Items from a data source
::::::
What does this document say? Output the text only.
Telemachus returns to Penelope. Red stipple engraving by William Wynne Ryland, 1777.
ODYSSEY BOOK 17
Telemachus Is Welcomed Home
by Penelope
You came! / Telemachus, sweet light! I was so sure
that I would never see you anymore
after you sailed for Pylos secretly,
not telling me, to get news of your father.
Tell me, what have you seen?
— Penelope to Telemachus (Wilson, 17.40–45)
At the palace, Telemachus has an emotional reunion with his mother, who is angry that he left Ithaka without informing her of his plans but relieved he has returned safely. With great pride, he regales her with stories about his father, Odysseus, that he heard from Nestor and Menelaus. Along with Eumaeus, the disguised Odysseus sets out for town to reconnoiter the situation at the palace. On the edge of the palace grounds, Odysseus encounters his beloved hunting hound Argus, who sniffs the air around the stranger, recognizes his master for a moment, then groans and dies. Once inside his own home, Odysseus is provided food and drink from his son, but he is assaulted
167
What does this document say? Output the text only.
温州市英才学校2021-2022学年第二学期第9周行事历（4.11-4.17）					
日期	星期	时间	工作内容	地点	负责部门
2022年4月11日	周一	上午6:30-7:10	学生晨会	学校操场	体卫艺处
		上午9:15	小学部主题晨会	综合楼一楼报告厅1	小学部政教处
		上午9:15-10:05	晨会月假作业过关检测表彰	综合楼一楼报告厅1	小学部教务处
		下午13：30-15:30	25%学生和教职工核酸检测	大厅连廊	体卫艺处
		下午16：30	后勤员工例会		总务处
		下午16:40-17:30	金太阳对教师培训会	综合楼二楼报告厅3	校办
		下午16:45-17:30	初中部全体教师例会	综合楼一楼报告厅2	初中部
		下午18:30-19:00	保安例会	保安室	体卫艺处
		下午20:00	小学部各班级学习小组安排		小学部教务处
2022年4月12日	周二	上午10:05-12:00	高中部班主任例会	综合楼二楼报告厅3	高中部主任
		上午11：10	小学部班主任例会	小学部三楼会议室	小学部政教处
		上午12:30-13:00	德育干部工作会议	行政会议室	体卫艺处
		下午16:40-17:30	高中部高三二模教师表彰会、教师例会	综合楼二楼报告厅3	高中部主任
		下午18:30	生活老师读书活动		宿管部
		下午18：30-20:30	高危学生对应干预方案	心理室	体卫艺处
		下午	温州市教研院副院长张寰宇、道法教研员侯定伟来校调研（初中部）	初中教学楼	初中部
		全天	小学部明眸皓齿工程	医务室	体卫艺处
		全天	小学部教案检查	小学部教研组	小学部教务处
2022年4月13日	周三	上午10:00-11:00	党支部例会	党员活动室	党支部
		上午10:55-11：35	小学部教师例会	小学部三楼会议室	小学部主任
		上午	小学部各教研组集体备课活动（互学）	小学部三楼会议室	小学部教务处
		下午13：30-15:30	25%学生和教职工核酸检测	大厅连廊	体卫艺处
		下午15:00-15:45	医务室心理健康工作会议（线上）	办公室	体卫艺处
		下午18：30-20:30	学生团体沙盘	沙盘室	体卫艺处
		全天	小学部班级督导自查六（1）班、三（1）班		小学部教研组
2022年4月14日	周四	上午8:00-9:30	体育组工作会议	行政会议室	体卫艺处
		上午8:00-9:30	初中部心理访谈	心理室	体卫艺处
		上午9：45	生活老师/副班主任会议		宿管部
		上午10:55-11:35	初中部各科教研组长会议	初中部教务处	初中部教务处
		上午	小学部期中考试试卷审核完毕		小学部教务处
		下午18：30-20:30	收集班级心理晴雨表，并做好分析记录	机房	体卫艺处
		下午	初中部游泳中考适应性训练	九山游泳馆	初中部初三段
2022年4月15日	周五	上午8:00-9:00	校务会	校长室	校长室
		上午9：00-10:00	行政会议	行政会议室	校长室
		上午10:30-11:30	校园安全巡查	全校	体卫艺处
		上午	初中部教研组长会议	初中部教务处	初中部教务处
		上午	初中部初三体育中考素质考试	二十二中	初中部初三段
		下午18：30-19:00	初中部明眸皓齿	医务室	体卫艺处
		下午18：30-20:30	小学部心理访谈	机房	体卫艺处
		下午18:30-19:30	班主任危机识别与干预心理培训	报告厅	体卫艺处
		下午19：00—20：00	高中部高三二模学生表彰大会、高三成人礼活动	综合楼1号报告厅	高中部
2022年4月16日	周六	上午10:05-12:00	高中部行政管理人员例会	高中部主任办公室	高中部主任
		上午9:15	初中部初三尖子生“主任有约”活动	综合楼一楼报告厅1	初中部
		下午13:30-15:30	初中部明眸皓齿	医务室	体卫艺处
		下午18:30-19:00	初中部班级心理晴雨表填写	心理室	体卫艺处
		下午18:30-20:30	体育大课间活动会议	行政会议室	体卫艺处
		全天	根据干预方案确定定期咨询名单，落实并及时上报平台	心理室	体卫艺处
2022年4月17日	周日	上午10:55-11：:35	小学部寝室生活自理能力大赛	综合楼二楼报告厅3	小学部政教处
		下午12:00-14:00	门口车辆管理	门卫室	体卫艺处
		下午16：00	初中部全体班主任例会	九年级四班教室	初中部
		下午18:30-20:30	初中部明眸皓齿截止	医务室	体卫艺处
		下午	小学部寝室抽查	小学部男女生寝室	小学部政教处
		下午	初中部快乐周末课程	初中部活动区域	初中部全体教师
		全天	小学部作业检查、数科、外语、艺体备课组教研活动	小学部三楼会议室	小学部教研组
::::::
**WHAT IS ASKED**
Pick out all the lines with the word "father" in them and copy them.

**ANSWER**
not telling me, to get news of your father.
At the palace, Telemachus has an emotional reunion with his mother, who is angry that he left Ithaka without informing her of his plans but relieved he has returned safely. With great pride, he regales her with stories about his father, Odysseus, that he heard from Nestor and Menelaus. Along with Eumaeus, the disguised Odysseus sets out for town to reconnoiter the situation at the palace. On the edge of the palace grounds, Odysseus encounters his beloved hunting hound Argus, who sniffs the air around the stranger, recognizes his master for a moment, then groans and dies. Once inside his own home, Odysseus is provided food and drink from his son, but he is assaulted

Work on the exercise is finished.